### Exercise details
Each line that holds the word "переднє" counts once. Give the total number of such lines and nothing else.

### Supplied material

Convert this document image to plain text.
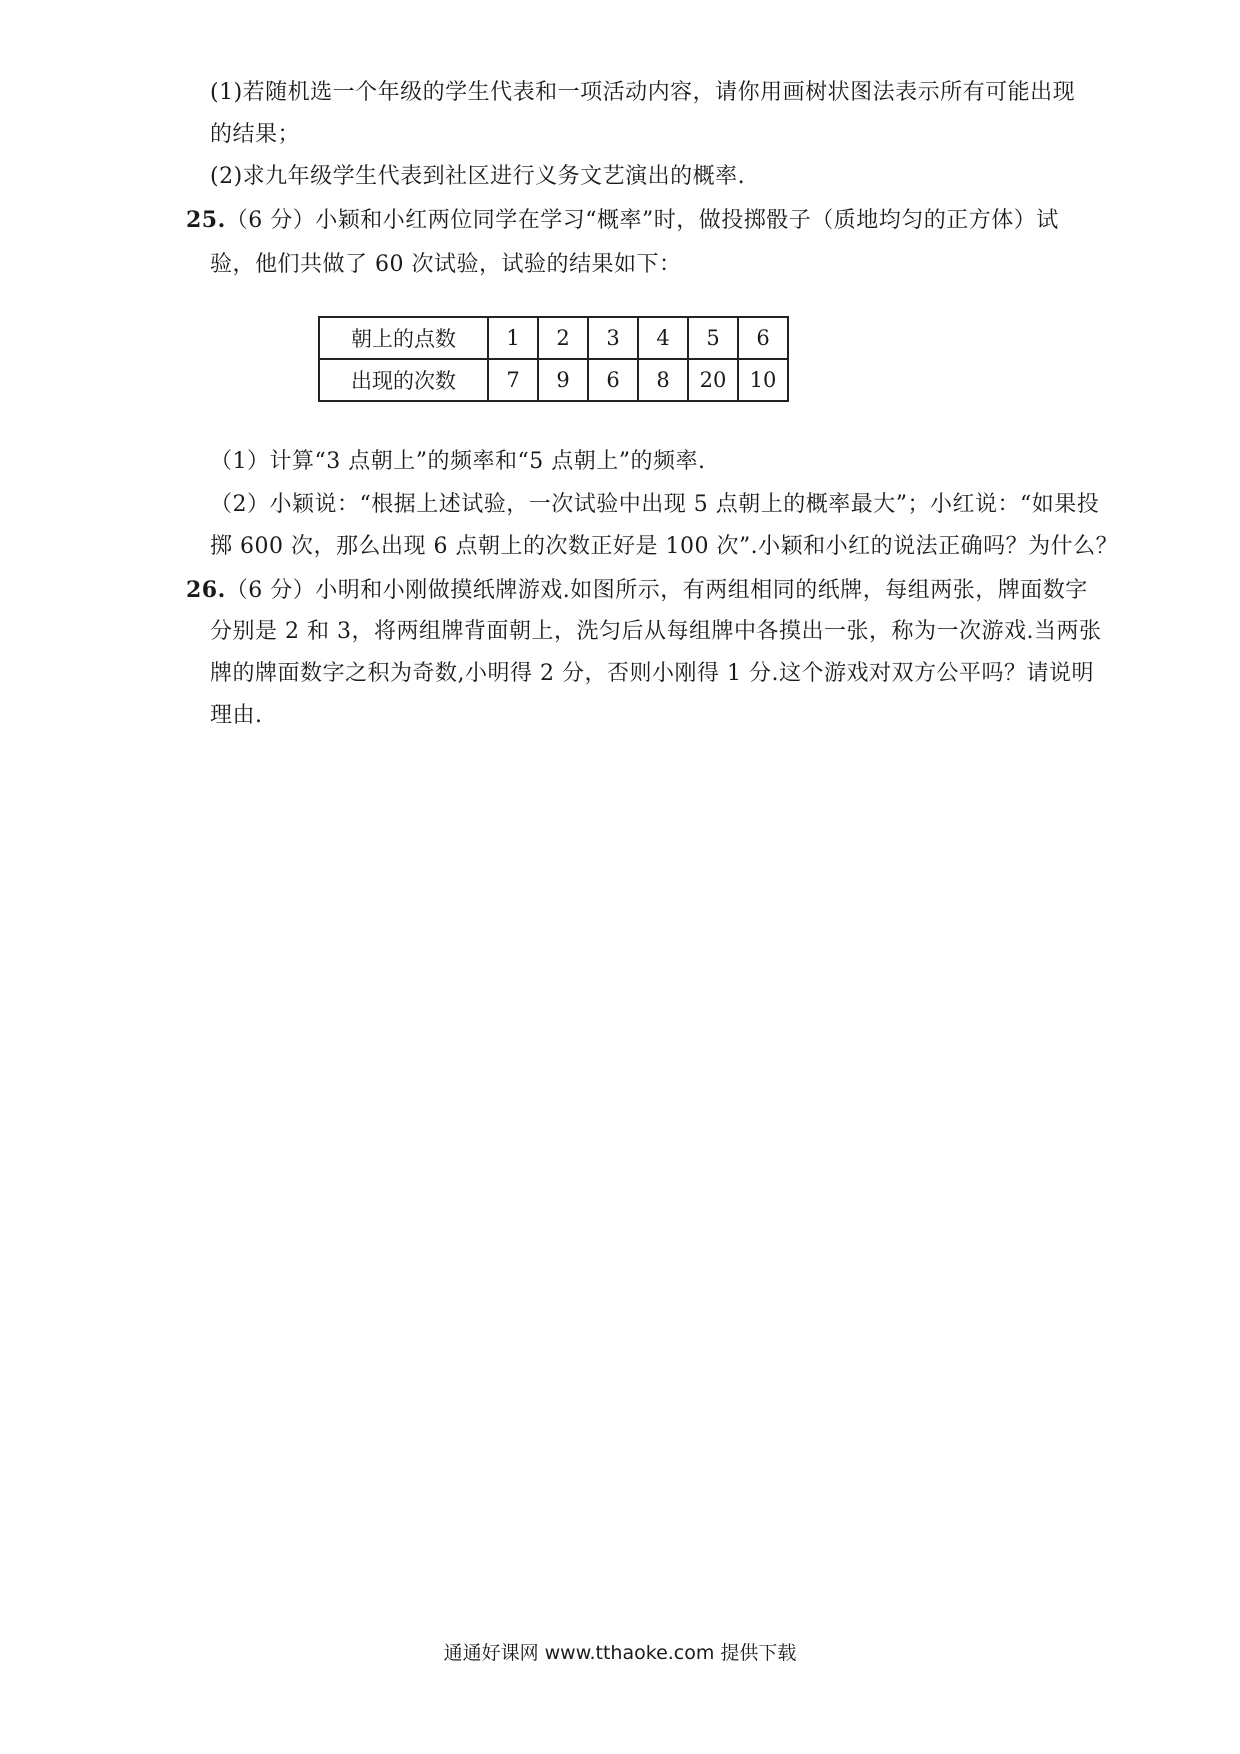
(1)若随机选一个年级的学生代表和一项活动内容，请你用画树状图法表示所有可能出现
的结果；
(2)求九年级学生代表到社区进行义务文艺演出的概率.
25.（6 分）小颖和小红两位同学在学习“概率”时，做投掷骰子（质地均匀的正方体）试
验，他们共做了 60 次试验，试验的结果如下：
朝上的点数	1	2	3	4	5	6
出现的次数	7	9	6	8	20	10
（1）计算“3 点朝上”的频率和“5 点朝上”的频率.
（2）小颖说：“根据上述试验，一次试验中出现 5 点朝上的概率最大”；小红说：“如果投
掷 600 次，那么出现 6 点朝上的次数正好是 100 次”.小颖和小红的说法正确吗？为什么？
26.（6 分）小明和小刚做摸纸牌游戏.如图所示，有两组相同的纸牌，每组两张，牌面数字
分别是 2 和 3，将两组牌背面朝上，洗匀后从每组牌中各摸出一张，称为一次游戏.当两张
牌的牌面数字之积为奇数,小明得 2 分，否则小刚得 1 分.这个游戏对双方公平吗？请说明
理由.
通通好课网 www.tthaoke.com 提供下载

* * *

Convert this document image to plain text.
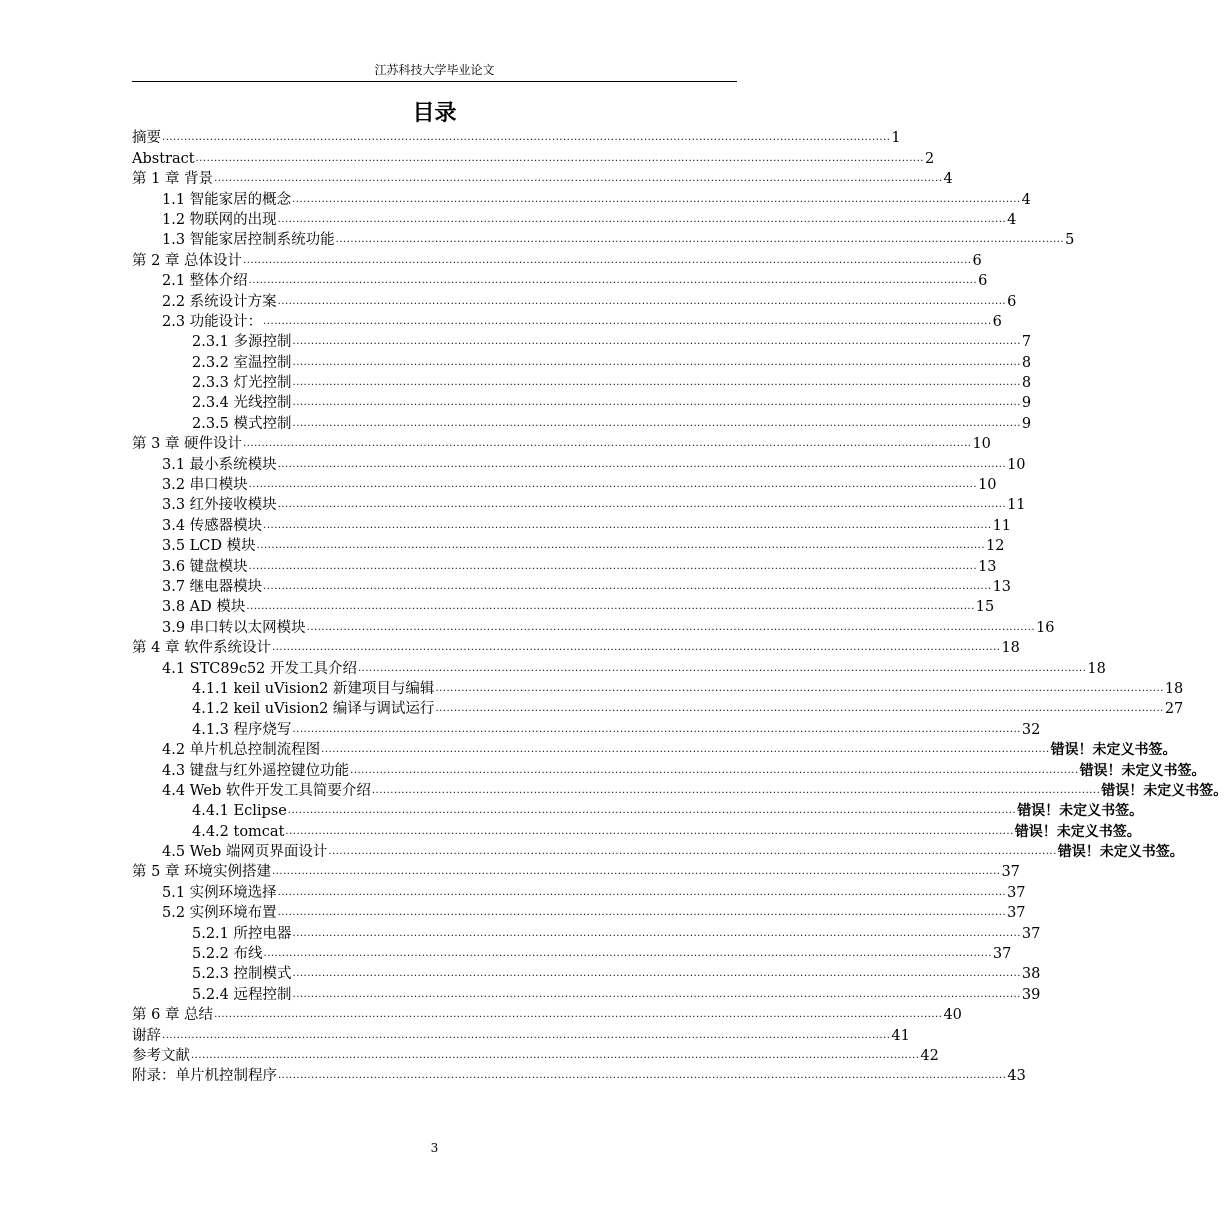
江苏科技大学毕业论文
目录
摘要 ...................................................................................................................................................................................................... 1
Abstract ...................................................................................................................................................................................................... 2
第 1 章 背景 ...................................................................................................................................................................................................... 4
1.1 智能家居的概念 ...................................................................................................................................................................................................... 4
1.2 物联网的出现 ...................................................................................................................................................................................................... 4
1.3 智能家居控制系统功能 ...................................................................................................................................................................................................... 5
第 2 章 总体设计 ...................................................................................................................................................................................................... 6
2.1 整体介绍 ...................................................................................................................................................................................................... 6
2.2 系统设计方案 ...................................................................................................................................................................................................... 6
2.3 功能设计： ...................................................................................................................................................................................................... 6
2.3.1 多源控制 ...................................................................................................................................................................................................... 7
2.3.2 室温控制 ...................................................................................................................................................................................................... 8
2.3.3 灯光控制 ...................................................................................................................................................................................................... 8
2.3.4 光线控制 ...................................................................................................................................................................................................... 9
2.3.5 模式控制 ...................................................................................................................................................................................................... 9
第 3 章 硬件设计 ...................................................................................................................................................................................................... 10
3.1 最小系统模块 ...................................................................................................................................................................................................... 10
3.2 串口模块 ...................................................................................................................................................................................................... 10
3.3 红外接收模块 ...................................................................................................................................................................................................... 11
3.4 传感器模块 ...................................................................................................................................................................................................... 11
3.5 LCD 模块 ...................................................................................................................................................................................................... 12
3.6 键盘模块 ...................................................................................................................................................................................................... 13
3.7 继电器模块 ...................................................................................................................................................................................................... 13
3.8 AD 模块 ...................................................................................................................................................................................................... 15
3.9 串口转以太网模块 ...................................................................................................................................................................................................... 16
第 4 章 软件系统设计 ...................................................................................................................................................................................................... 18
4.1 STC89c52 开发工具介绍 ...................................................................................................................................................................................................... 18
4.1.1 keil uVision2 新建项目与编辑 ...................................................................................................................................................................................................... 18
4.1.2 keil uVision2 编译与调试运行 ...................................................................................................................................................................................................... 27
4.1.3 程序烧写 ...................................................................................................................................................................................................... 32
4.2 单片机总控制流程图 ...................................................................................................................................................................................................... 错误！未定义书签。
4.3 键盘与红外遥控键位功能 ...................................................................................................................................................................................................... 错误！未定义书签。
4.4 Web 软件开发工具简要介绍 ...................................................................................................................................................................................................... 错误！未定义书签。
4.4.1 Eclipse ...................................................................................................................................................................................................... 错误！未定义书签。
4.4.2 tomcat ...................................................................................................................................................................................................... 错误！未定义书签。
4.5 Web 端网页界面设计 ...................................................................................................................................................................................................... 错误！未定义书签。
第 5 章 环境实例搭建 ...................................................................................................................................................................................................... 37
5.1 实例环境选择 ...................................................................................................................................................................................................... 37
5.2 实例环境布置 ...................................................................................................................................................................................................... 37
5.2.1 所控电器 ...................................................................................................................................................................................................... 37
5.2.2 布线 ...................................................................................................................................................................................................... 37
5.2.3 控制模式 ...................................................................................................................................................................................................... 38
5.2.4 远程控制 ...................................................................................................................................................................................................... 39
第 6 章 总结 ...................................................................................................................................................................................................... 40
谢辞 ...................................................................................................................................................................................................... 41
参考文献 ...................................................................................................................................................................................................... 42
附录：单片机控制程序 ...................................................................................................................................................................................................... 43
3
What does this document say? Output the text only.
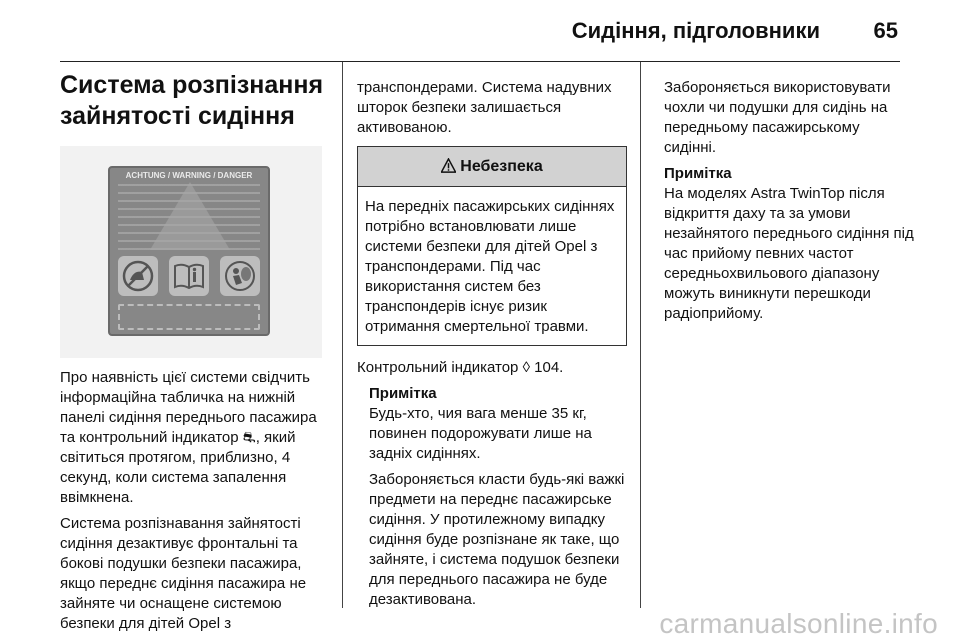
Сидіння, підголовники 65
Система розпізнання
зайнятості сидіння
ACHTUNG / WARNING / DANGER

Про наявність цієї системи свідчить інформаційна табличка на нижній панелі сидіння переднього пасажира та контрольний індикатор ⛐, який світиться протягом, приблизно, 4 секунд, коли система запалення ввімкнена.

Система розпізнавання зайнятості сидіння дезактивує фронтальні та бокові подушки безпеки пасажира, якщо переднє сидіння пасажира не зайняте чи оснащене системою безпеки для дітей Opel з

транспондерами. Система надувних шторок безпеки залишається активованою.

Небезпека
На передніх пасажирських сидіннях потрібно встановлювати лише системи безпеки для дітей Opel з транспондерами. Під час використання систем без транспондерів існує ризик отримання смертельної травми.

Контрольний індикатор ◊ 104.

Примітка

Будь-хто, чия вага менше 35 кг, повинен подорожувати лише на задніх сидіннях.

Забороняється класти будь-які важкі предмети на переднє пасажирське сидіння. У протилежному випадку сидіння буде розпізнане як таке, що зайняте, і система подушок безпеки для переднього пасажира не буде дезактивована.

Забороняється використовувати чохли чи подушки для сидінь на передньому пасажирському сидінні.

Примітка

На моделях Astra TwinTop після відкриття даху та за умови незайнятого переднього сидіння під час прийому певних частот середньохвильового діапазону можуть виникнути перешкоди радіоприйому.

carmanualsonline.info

* * *

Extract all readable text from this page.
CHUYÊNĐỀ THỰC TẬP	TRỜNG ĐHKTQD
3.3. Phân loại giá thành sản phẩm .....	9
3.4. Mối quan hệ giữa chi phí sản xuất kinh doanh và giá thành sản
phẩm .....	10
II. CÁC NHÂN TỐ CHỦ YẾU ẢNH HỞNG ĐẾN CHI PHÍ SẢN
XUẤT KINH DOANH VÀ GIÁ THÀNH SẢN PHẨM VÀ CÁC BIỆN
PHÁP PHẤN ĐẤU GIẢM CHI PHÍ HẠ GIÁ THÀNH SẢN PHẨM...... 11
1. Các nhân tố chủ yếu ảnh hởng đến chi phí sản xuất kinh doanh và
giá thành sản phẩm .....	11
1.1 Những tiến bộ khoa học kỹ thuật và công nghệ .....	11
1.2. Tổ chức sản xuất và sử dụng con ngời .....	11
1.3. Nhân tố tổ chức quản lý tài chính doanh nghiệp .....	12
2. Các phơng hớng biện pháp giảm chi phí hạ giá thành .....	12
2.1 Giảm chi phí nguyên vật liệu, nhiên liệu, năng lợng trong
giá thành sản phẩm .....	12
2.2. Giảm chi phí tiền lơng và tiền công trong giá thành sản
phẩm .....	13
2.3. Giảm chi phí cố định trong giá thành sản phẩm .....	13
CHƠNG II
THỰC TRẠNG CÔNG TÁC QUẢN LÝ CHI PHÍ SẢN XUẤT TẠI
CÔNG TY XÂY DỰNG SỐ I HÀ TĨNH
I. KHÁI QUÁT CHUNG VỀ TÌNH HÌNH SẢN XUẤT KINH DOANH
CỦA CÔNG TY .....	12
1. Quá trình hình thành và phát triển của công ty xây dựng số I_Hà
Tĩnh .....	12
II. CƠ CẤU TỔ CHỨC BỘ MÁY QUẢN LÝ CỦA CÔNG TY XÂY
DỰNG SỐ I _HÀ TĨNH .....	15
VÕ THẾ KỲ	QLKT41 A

### Response to the task
2